Transcribe every line of the records verbatim.
===============
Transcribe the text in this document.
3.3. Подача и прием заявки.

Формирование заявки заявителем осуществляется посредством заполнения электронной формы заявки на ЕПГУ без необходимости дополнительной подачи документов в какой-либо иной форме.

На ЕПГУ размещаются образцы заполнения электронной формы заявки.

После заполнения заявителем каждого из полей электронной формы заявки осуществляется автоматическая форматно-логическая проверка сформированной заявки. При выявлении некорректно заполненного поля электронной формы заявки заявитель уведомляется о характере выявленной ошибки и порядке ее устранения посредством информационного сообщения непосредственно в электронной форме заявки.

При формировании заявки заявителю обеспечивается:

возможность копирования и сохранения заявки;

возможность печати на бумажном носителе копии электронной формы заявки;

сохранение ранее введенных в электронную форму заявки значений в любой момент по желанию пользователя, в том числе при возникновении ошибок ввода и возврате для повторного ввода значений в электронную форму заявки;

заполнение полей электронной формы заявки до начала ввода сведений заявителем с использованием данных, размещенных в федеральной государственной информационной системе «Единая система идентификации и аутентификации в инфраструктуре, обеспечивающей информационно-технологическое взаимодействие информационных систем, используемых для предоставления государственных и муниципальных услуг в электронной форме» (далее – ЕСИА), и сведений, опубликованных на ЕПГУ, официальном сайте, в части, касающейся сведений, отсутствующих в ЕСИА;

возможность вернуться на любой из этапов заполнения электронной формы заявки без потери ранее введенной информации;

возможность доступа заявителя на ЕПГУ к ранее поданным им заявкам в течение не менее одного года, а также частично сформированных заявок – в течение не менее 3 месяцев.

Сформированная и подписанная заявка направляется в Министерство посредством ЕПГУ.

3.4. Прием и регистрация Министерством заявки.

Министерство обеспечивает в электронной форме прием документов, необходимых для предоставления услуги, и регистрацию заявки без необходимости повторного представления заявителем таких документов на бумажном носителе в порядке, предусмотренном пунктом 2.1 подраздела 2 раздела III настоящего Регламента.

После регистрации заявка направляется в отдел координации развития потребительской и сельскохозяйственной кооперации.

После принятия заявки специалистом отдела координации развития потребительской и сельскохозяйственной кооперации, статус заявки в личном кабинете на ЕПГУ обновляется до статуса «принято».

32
===============
# [Output for this exercise]
Transcribe the text in this document.
3.3. Подача и прием заявки.

Формирование заявки заявителем осуществляется посредством заполнения электронной формы заявки на ЕПГУ без необходимости дополнительной подачи документов в какой-либо иной форме.

На ЕПГУ размещаются образцы заполнения электронной формы заявки.

После заполнения заявителем каждого из полей электронной формы заявки осуществляется автоматическая форматно-логическая проверка сформированной заявки. При выявлении некорректно заполненного поля электронной формы заявки заявитель уведомляется о характере выявленной ошибки и порядке ее устранения посредством информационного сообщения непосредственно в электронной форме заявки.

При формировании заявки заявителю обеспечивается:

возможность копирования и сохранения заявки;

возможность печати на бумажном носителе копии электронной формы заявки;

сохранение ранее введенных в электронную форму заявки значений в любой момент по желанию пользователя, в том числе при возникновении ошибок ввода и возврате для повторного ввода значений в электронную форму заявки;

заполнение полей электронной формы заявки до начала ввода сведений заявителем с использованием данных, размещенных в федеральной государственной информационной системе «Единая система идентификации и аутентификации в инфраструктуре, обеспечивающей информационно-технологическое взаимодействие информационных систем, используемых для предоставления государственных и муниципальных услуг в электронной форме» (далее – ЕСИА), и сведений, опубликованных на ЕПГУ, официальном сайте, в части, касающейся сведений, отсутствующих в ЕСИА;

возможность вернуться на любой из этапов заполнения электронной формы заявки без потери ранее введенной информации;

возможность доступа заявителя на ЕПГУ к ранее поданным им заявкам в течение не менее одного года, а также частично сформированных заявок – в течение не менее 3 месяцев.

Сформированная и подписанная заявка направляется в Министерство посредством ЕПГУ.

3.4. Прием и регистрация Министерством заявки.

Министерство обеспечивает в электронной форме прием документов, необходимых для предоставления услуги, и регистрацию заявки без необходимости повторного представления заявителем таких документов на бумажном носителе в порядке, предусмотренном пунктом 2.1 подраздела 2 раздела III настоящего Регламента.

После регистрации заявка направляется в отдел координации развития потребительской и сельскохозяйственной кооперации.

После принятия заявки специалистом отдела координации развития потребительской и сельскохозяйственной кооперации, статус заявки в личном кабинете на ЕПГУ обновляется до статуса «принято».

32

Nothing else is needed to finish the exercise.